**** SELECTED PASSAGE ****

While the governor and Democratic leaders insist they want a deal on health care, one lawmaker has concluded that failure might be the best option.  “I hope that none of these ill-conceived, quickly thrown together plans will pass this year,” said state Sen. Sheila Kuehl, the Santa Monica Democrat who chairs the Senate Health Committee and advocates a single-payer system. “Because really, that is not good for California.”

And the Sac Bee notes that the more Schwarzenegger and other politicians hustle for their insurance industry donors…the more voters support guaranteed healthcare on the single-payer model:

Gov. Arnold Schwarzenegger and other political leaders have been telling Californians for the past eight months that the state’s health care delivery system is broken….A new statewide poll indicates that the message has resonated strongly, but ironically, voters aren’t embracing the relatively moderate approaches that Schwarzenegger and Democratic legislative leaders propose and are leaning, instead, toward a state-managed “single-payer” system that he has rejected. 

To join the fight for guaranteed healthcare (with a “Medicare for All” or SinglePayer financing), visit GuaranteedHealthcare.org, a project of the National Nurses Organizing Committee/California Nurses Association.

Crunch Time For Healthcare Reform

Dan Weintraub notes that legislative leaders are meeting today with the governor about the future of healthcare reform.  Here’s his thumbnail sketch:

The Republican lawmakers have been pretty clear about their opposition to mandates and taxes, which both the Democrats and the governor have as the centerpiece of their plans. But if you leave the Republicans out, then a pay-or-play employer mandate appears to be the only option that can pass on a majority vote, and the governor says he opposes that narrow approach. It looks as if they are going to have to regroup and think about taking the issue to the ballot with a different tax structure, no employer mandate and a broad coalition of support…

We know that Sen. Perata has been subdued about the chances for anything happening this year.  And we know that anything resembling a fee will be written off by the no-new-taxes Republicans, even when the governor is attempting to rally support for a fee structure that allows hospitals to get federal money for every dollar they put into an insurance pool.  The other major stumbling block is the fact that Republicans and business interests will almost certainly sue the state over whatever proposal is passed into law, either for violating the ERISA statute that prevents states from regulating employer-based plans, or for imposing fees on businesses that would require a 2/3 vote in the legislature.  That will happen no matter what gets passed, and yet nobody talks about it.

over…

(To me that’s a good thing; employer-based healthcare ought to be severed in favor of something more flexible and more portable.  Otherwise more of the problems will exist with people not feeling able to leave jobs because they need to keep their insurance.  You also get this annoying tactic of resisting a truly universal system by arguing “If my employer doesn’t give me dental care, nobody should have it.”  Employers may need to pay into a system, but it should not be employer-based; that’s a relic of a system from the 1940s, and it’s bad for employees and competitiveness.)

It’s clear that the eyes of the nation are upon California as they attempt to deal with the healthcare crisis.  At precisely the right time, the Census Bureau reported a major increase in the nation’s uninsured, to 47 million, including 600,000 new children.  As I’ve said for a while, if the governor really wants to pass something this year he needs to speak up about the effort to cripple any effort at S-CHIP expansion, which is something his health care proposal relies upon heavily.  Today New York Governor Eliot Spitzer came out strongly against this morally misguided blockage by the Bush Administration to insure all children; Schwarzenegger has had little to say on this since June, when he called it one of his top federal priorities.

The prospects for a legislative solution are very up in the air right now, so anyone that believes reforming the system must begin now might want to apply some pressure on their represenatives in Sacramento.

****

• _EXERCISE INSTRUCTIONS_:
1/ Answer these questions from the California health care post:
(a) Which committee does Sheila Kuehl chair?
(b) How many uninsured people in the nation did the Census Bureau report?
(c) Which New York governor spoke out against the Bush Administration's blockage of insuring all children?
2/ Rewrite the paragraph of the California health care post that begins "We know that Sen. Perata" as a bulleted list that keeps its main facts.
The data plays no part in this work.

**** EXTRACTED MATERIAL ****

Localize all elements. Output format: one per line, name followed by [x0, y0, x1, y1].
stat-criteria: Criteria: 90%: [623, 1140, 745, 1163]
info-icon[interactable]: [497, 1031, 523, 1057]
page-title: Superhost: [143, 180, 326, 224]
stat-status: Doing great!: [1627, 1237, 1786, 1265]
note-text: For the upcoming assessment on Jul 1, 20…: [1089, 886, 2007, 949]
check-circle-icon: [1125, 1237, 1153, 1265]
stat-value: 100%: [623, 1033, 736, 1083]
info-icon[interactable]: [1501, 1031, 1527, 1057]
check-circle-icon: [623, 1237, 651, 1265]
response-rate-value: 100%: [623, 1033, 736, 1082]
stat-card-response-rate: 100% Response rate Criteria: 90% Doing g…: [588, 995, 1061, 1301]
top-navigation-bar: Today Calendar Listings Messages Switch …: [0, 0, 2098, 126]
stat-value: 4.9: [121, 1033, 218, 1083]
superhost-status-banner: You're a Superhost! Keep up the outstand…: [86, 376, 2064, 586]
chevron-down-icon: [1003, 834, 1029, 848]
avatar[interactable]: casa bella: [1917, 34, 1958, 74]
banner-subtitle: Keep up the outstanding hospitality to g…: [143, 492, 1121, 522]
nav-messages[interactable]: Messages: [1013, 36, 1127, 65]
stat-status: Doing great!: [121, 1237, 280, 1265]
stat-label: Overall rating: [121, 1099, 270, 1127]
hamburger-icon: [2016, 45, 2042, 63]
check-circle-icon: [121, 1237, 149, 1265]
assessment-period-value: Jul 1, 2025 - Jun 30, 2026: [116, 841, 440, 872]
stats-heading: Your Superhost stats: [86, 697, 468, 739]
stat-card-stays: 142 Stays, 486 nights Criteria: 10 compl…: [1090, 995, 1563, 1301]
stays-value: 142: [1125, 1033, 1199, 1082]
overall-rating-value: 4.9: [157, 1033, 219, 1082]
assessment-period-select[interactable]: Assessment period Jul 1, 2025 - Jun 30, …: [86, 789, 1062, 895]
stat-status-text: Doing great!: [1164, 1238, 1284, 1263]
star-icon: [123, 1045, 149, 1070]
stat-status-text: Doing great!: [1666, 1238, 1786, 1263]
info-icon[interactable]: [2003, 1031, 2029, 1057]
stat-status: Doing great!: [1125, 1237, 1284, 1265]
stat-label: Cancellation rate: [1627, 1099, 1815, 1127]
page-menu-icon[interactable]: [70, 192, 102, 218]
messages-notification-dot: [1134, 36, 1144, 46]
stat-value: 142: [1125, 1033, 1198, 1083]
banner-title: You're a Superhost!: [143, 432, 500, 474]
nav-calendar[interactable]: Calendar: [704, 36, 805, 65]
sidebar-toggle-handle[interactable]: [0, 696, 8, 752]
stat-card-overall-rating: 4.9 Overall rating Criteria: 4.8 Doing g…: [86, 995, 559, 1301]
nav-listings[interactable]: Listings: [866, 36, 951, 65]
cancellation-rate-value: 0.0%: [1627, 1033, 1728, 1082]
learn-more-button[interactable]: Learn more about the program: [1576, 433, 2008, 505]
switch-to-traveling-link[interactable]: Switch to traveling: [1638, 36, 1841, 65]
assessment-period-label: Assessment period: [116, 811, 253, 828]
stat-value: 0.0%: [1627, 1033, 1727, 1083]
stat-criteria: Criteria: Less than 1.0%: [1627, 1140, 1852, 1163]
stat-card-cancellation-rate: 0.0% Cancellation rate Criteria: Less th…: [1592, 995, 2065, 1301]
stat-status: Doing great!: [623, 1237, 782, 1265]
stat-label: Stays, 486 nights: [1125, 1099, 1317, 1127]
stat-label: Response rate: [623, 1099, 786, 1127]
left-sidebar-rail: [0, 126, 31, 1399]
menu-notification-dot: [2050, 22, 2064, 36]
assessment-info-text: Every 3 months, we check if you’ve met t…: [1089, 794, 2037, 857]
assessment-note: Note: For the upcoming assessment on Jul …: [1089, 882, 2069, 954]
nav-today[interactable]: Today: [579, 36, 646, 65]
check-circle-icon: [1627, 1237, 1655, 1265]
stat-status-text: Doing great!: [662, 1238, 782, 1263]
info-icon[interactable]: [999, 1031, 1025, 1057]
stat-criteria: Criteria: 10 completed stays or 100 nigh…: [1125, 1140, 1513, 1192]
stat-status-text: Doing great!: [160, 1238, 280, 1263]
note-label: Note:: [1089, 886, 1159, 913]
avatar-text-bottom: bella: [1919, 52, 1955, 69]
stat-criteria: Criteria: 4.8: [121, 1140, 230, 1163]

****

• _RESULTS FOR EACH TASK_:
1/
(a) The Senate Health Committee.
(b) 47 million, including 600,000 new children.
(c) Eliot Spitzer.

2/
- Sen. Perata has been subdued about the chances of anything happening this year.
- The no-new-taxes Republicans will write off anything resembling a fee. That includes the governor's fee structure, which lets hospitals get federal money for every dollar they put into an insurance pool.
- Republicans and business interests will almost certainly sue the state over whatever proposal becomes law. The suit could claim a violation of the ERISA statute, which bars states from regulating employer-based plans. It could also claim that fees on businesses require a 2/3 vote in the legislature.
- The lawsuit will happen no matter what passes, yet nobody talks about it.